Figure collection entries:
******

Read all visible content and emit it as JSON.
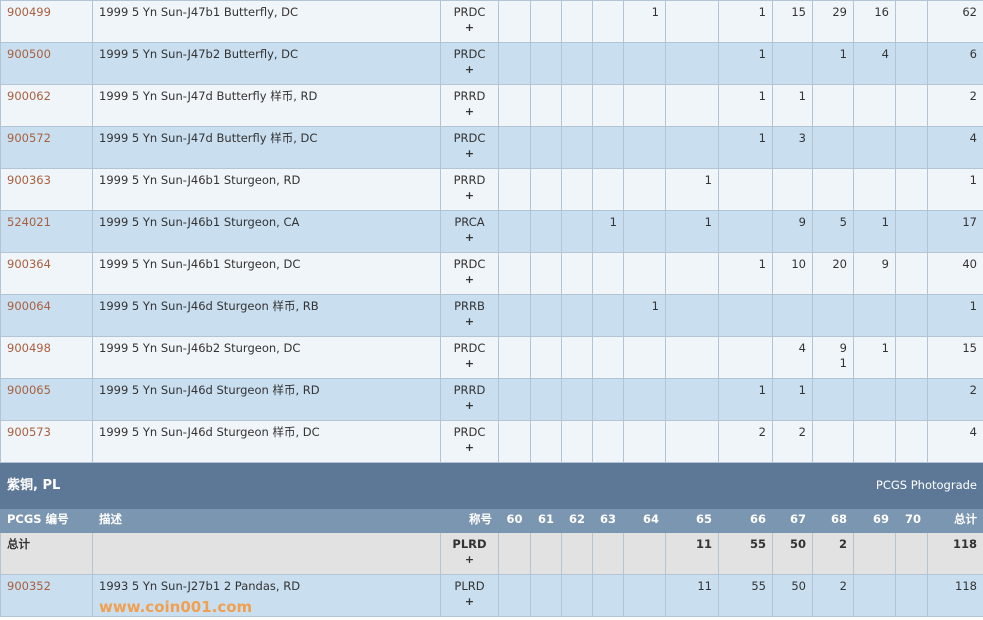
{
  "grades": [
    "60",
    "61",
    "62",
    "63",
    "64",
    "65",
    "66",
    "67",
    "68",
    "69",
    "70"
  ],
  "rows": [
    {
      "code": "900499",
      "desc": "1999 5 Yn Sun-J47b1 Butterfly, DC",
      "designation": "PRDC",
      "plus": "+",
      "counts": [
        "",
        "",
        "",
        "",
        "1",
        "",
        "1",
        "15",
        "29",
        "16",
        ""
      ],
      "total": "62"
    },
    {
      "code": "900500",
      "desc": "1999 5 Yn Sun-J47b2 Butterfly, DC",
      "designation": "PRDC",
      "plus": "+",
      "counts": [
        "",
        "",
        "",
        "",
        "",
        "",
        "1",
        "",
        "1",
        "4",
        ""
      ],
      "total": "6"
    },
    {
      "code": "900062",
      "desc": "1999 5 Yn Sun-J47d Butterfly 样币, RD",
      "designation": "PRRD",
      "plus": "+",
      "counts": [
        "",
        "",
        "",
        "",
        "",
        "",
        "1",
        "1",
        "",
        "",
        ""
      ],
      "total": "2"
    },
    {
      "code": "900572",
      "desc": "1999 5 Yn Sun-J47d Butterfly 样币, DC",
      "designation": "PRDC",
      "plus": "+",
      "counts": [
        "",
        "",
        "",
        "",
        "",
        "",
        "1",
        "3",
        "",
        "",
        ""
      ],
      "total": "4"
    },
    {
      "code": "900363",
      "desc": "1999 5 Yn Sun-J46b1 Sturgeon, RD",
      "designation": "PRRD",
      "plus": "+",
      "counts": [
        "",
        "",
        "",
        "",
        "",
        "1",
        "",
        "",
        "",
        "",
        ""
      ],
      "total": "1"
    },
    {
      "code": "524021",
      "desc": "1999 5 Yn Sun-J46b1 Sturgeon, CA",
      "designation": "PRCA",
      "plus": "+",
      "counts": [
        "",
        "",
        "",
        "1",
        "",
        "1",
        "",
        "9",
        "5",
        "1",
        ""
      ],
      "total": "17"
    },
    {
      "code": "900364",
      "desc": "1999 5 Yn Sun-J46b1 Sturgeon, DC",
      "designation": "PRDC",
      "plus": "+",
      "counts": [
        "",
        "",
        "",
        "",
        "",
        "",
        "1",
        "10",
        "20",
        "9",
        ""
      ],
      "total": "40"
    },
    {
      "code": "900064",
      "desc": "1999 5 Yn Sun-J46d Sturgeon 样币, RB",
      "designation": "PRRB",
      "plus": "+",
      "counts": [
        "",
        "",
        "",
        "",
        "1",
        "",
        "",
        "",
        "",
        "",
        ""
      ],
      "total": "1"
    },
    {
      "code": "900498",
      "desc": "1999 5 Yn Sun-J46b2 Sturgeon, DC",
      "designation": "PRDC",
      "plus": "+",
      "counts": [
        "",
        "",
        "",
        "",
        "",
        "",
        "",
        "4",
        "9\n1",
        "1",
        ""
      ],
      "total": "15"
    },
    {
      "code": "900065",
      "desc": "1999 5 Yn Sun-J46d Sturgeon 样币, RD",
      "designation": "PRRD",
      "plus": "+",
      "counts": [
        "",
        "",
        "",
        "",
        "",
        "",
        "1",
        "1",
        "",
        "",
        ""
      ],
      "total": "2"
    },
    {
      "code": "900573",
      "desc": "1999 5 Yn Sun-J46d Sturgeon 样币, DC",
      "designation": "PRDC",
      "plus": "+",
      "counts": [
        "",
        "",
        "",
        "",
        "",
        "",
        "2",
        "2",
        "",
        "",
        ""
      ],
      "total": "4"
    }
  ],
  "section": {
    "title": "紫铜, PL",
    "right": "PCGS Photograde"
  },
  "header": {
    "code": "PCGS 编号",
    "desc": "描述",
    "designation": "称号",
    "total": "总计"
  },
  "total_row": {
    "label": "总计",
    "designation": "PLRD",
    "plus": "+",
    "counts": [
      "",
      "",
      "",
      "",
      "",
      "11",
      "55",
      "50",
      "2",
      "",
      ""
    ],
    "total": "118"
  },
  "pl_rows": [
    {
      "code": "900352",
      "desc": "1993 5 Yn Sun-J27b1 2 Pandas, RD",
      "designation": "PLRD",
      "plus": "+",
      "counts": [
        "",
        "",
        "",
        "",
        "",
        "11",
        "55",
        "50",
        "2",
        "",
        ""
      ],
      "total": "118"
    }
  ],
  "watermark": "www.coin001.com",
  "colors": {
    "link": "#a8603f",
    "row_light": "#f0f5fa",
    "row_blue": "#c9dff0",
    "section": "#5d7896",
    "header": "#7b96b0"
  }
}
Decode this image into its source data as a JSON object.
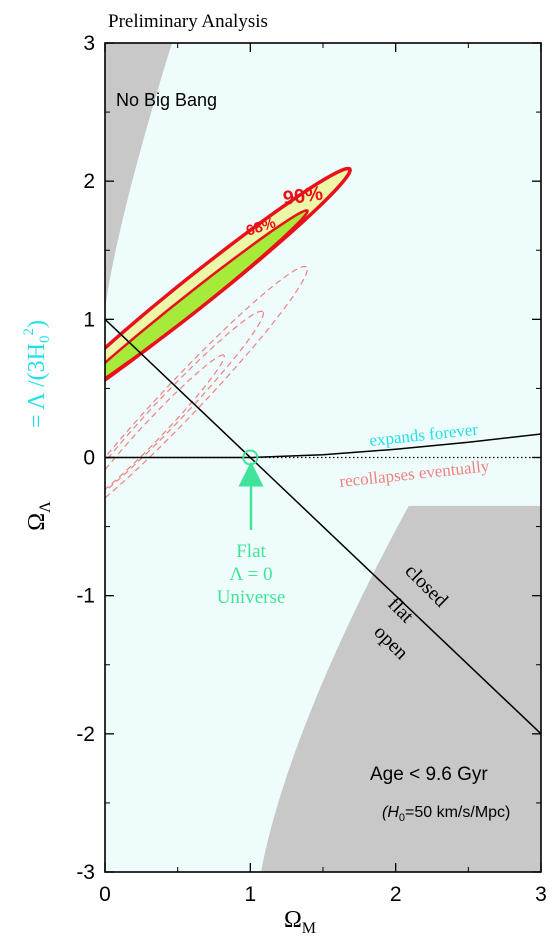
{
  "chart_data": {
    "type": "line",
    "title": "Preliminary Analysis",
    "xlabel": {
      "main": "Ω",
      "sub": "M"
    },
    "ylabel": {
      "main": "Ω",
      "sub": "Λ",
      "formula": "= Λ /(3H",
      "formula_sub": "0",
      "formula_sup": "2",
      "formula_end": ")"
    },
    "xlim": [
      0,
      3
    ],
    "ylim": [
      -3,
      3
    ],
    "xticks": [
      0,
      1,
      2,
      3
    ],
    "yticks": [
      -3,
      -2,
      -1,
      0,
      1,
      2,
      3
    ],
    "grid": false,
    "colors": {
      "background_region": "#effcfc",
      "excluded_region": "#c8c8c8",
      "confidence_fill_68": "#a6ea3a",
      "confidence_fill_90": "#ecf8a8",
      "confidence_line": "#e8111a",
      "dashed_contours": "#f08080",
      "flat_marker": "#3ee49a",
      "expands_text": "#22e0e8",
      "ylabel_formula": "#22e0e8"
    },
    "regions": [
      {
        "name": "No Big Bang",
        "label": "No Big Bang"
      },
      {
        "name": "Age < 9.6 Gyr",
        "label": "Age < 9.6 Gyr",
        "sublabel_pre": "(H",
        "sublabel_sub": "0",
        "sublabel_post": "=50 km/s/Mpc)"
      }
    ],
    "confidence_contours": [
      {
        "level": "90%",
        "label": "90%",
        "center": [
          0.65,
          1.22
        ],
        "semi_major": 1.35,
        "semi_minor": 0.11,
        "angle_deg": 40
      },
      {
        "level": "68%",
        "label": "68%",
        "center": [
          0.55,
          1.08
        ],
        "semi_major": 1.1,
        "semi_minor": 0.065,
        "angle_deg": 40
      }
    ],
    "dashed_contours": [
      {
        "center": [
          0.55,
          0.45
        ],
        "semi_major": 1.25,
        "semi_minor": 0.13,
        "angle_deg": 48
      },
      {
        "center": [
          0.45,
          0.35
        ],
        "semi_major": 0.95,
        "semi_minor": 0.1,
        "angle_deg": 48
      },
      {
        "center": [
          0.35,
          0.22
        ],
        "semi_major": 0.7,
        "semi_minor": 0.07,
        "angle_deg": 48
      }
    ],
    "lines": [
      {
        "name": "flat",
        "x": [
          0,
          3
        ],
        "y": [
          1,
          -2
        ],
        "style": "solid"
      },
      {
        "name": "expands forever boundary",
        "x": [
          0,
          1,
          1.5,
          2,
          2.5,
          3
        ],
        "y": [
          0,
          0,
          0.02,
          0.06,
          0.11,
          0.17
        ],
        "style": "solid"
      },
      {
        "name": "Lambda zero",
        "x": [
          0,
          3
        ],
        "y": [
          0,
          0
        ],
        "style": "dotted"
      }
    ],
    "annotations": {
      "expands": "expands forever",
      "recollapses": "recollapses eventually",
      "closed": "closed",
      "flat": "flat",
      "open": "open",
      "flat_universe": [
        "Flat",
        "Λ = 0",
        "Universe"
      ],
      "flat_universe_point": [
        1,
        0
      ]
    }
  }
}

******

- _THE PROBLEM_
Skipping the pictures, transcribe each line above exactly as it appears.

- _COMPLETED TASK_
Read all visible content and emit it as JSON.
{
  "grades": [
    "60",
    "61",
    "62",
    "63",
    "64",
    "65",
    "66",
    "67",
    "68",
    "69",
    "70"
  ],
  "rows": [
    {
      "code": "900499",
      "desc": "1999 5 Yn Sun-J47b1 Butterfly, DC",
      "designation": "PRDC",
      "plus": "+",
      "counts": [
        "",
        "",
        "",
        "",
        "1",
        "",
        "1",
        "15",
        "29",
        "16",
        ""
      ],
      "total": "62"
    },
    {
      "code": "900500",
      "desc": "1999 5 Yn Sun-J47b2 Butterfly, DC",
      "designation": "PRDC",
      "plus": "+",
      "counts": [
        "",
        "",
        "",
        "",
        "",
        "",
        "1",
        "",
        "1",
        "4",
        ""
      ],
      "total": "6"
    },
    {
      "code": "900062",
      "desc": "1999 5 Yn Sun-J47d Butterfly 样币, RD",
      "designation": "PRRD",
      "plus": "+",
      "counts": [
        "",
        "",
        "",
        "",
        "",
        "",
        "1",
        "1",
        "",
        "",
        ""
      ],
      "total": "2"
    },
    {
      "code": "900572",
      "desc": "1999 5 Yn Sun-J47d Butterfly 样币, DC",
      "designation": "PRDC",
      "plus": "+",
      "counts": [
        "",
        "",
        "",
        "",
        "",
        "",
        "1",
        "3",
        "",
        "",
        ""
      ],
      "total": "4"
    },
    {
      "code": "900363",
      "desc": "1999 5 Yn Sun-J46b1 Sturgeon, RD",
      "designation": "PRRD",
      "plus": "+",
      "counts": [
        "",
        "",
        "",
        "",
        "",
        "1",
        "",
        "",
        "",
        "",
        ""
      ],
      "total": "1"
    },
    {
      "code": "524021",
      "desc": "1999 5 Yn Sun-J46b1 Sturgeon, CA",
      "designation": "PRCA",
      "plus": "+",
      "counts": [
        "",
        "",
        "",
        "1",
        "",
        "1",
        "",
        "9",
        "5",
        "1",
        ""
      ],
      "total": "17"
    },
    {
      "code": "900364",
      "desc": "1999 5 Yn Sun-J46b1 Sturgeon, DC",
      "designation": "PRDC",
      "plus": "+",
      "counts": [
        "",
        "",
        "",
        "",
        "",
        "",
        "1",
        "10",
        "20",
        "9",
        ""
      ],
      "total": "40"
    },
    {
      "code": "900064",
      "desc": "1999 5 Yn Sun-J46d Sturgeon 样币, RB",
      "designation": "PRRB",
      "plus": "+",
      "counts": [
        "",
        "",
        "",
        "",
        "1",
        "",
        "",
        "",
        "",
        "",
        ""
      ],
      "total": "1"
    },
    {
      "code": "900498",
      "desc": "1999 5 Yn Sun-J46b2 Sturgeon, DC",
      "designation": "PRDC",
      "plus": "+",
      "counts": [
        "",
        "",
        "",
        "",
        "",
        "",
        "",
        "4",
        "9\n1",
        "1",
        ""
      ],
      "total": "15"
    },
    {
      "code": "900065",
      "desc": "1999 5 Yn Sun-J46d Sturgeon 样币, RD",
      "designation": "PRRD",
      "plus": "+",
      "counts": [
        "",
        "",
        "",
        "",
        "",
        "",
        "1",
        "1",
        "",
        "",
        ""
      ],
      "total": "2"
    },
    {
      "code": "900573",
      "desc": "1999 5 Yn Sun-J46d Sturgeon 样币, DC",
      "designation": "PRDC",
      "plus": "+",
      "counts": [
        "",
        "",
        "",
        "",
        "",
        "",
        "2",
        "2",
        "",
        "",
        ""
      ],
      "total": "4"
    }
  ],
  "section": {
    "title": "紫铜, PL",
    "right": "PCGS Photograde"
  },
  "header": {
    "code": "PCGS 编号",
    "desc": "描述",
    "designation": "称号",
    "total": "总计"
  },
  "total_row": {
    "label": "总计",
    "designation": "PLRD",
    "plus": "+",
    "counts": [
      "",
      "",
      "",
      "",
      "",
      "11",
      "55",
      "50",
      "2",
      "",
      ""
    ],
    "total": "118"
  },
  "pl_rows": [
    {
      "code": "900352",
      "desc": "1993 5 Yn Sun-J27b1 2 Pandas, RD",
      "designation": "PLRD",
      "plus": "+",
      "counts": [
        "",
        "",
        "",
        "",
        "",
        "11",
        "55",
        "50",
        "2",
        "",
        ""
      ],
      "total": "118"
    }
  ],
  "watermark": "www.coin001.com",
  "colors": {
    "link": "#a8603f",
    "row_light": "#f0f5fa",
    "row_blue": "#c9dff0",
    "section": "#5d7896",
    "header": "#7b96b0"
  }
}
Decode this image into its source data as a JSON object.
{
  "chart_data": {
    "type": "line",
    "title": "Preliminary Analysis",
    "xlabel": {
      "main": "Ω",
      "sub": "M"
    },
    "ylabel": {
      "main": "Ω",
      "sub": "Λ",
      "formula": "= Λ /(3H",
      "formula_sub": "0",
      "formula_sup": "2",
      "formula_end": ")"
    },
    "xlim": [
      0,
      3
    ],
    "ylim": [
      -3,
      3
    ],
    "xticks": [
      0,
      1,
      2,
      3
    ],
    "yticks": [
      -3,
      -2,
      -1,
      0,
      1,
      2,
      3
    ],
    "grid": false,
    "colors": {
      "background_region": "#effcfc",
      "excluded_region": "#c8c8c8",
      "confidence_fill_68": "#a6ea3a",
      "confidence_fill_90": "#ecf8a8",
      "confidence_line": "#e8111a",
      "dashed_contours": "#f08080",
      "flat_marker": "#3ee49a",
      "expands_text": "#22e0e8",
      "ylabel_formula": "#22e0e8"
    },
    "regions": [
      {
        "name": "No Big Bang",
        "label": "No Big Bang"
      },
      {
        "name": "Age < 9.6 Gyr",
        "label": "Age < 9.6 Gyr",
        "sublabel_pre": "(H",
        "sublabel_sub": "0",
        "sublabel_post": "=50 km/s/Mpc)"
      }
    ],
    "confidence_contours": [
      {
        "level": "90%",
        "label": "90%",
        "center": [
          0.65,
          1.22
        ],
        "semi_major": 1.35,
        "semi_minor": 0.11,
        "angle_deg": 40
      },
      {
        "level": "68%",
        "label": "68%",
        "center": [
          0.55,
          1.08
        ],
        "semi_major": 1.1,
        "semi_minor": 0.065,
        "angle_deg": 40
      }
    ],
    "dashed_contours": [
      {
        "center": [
          0.55,
          0.45
        ],
        "semi_major": 1.25,
        "semi_minor": 0.13,
        "angle_deg": 48
      },
      {
        "center": [
          0.45,
          0.35
        ],
        "semi_major": 0.95,
        "semi_minor": 0.1,
        "angle_deg": 48
      },
      {
        "center": [
          0.35,
          0.22
        ],
        "semi_major": 0.7,
        "semi_minor": 0.07,
        "angle_deg": 48
      }
    ],
    "lines": [
      {
        "name": "flat",
        "x": [
          0,
          3
        ],
        "y": [
          1,
          -2
        ],
        "style": "solid"
      },
      {
        "name": "expands forever boundary",
        "x": [
          0,
          1,
          1.5,
          2,
          2.5,
          3
        ],
        "y": [
          0,
          0,
          0.02,
          0.06,
          0.11,
          0.17
        ],
        "style": "solid"
      },
      {
        "name": "Lambda zero",
        "x": [
          0,
          3
        ],
        "y": [
          0,
          0
        ],
        "style": "dotted"
      }
    ],
    "annotations": {
      "expands": "expands forever",
      "recollapses": "recollapses eventually",
      "closed": "closed",
      "flat": "flat",
      "open": "open",
      "flat_universe": [
        "Flat",
        "Λ = 0",
        "Universe"
      ],
      "flat_universe_point": [
        1,
        0
      ]
    }
  }
}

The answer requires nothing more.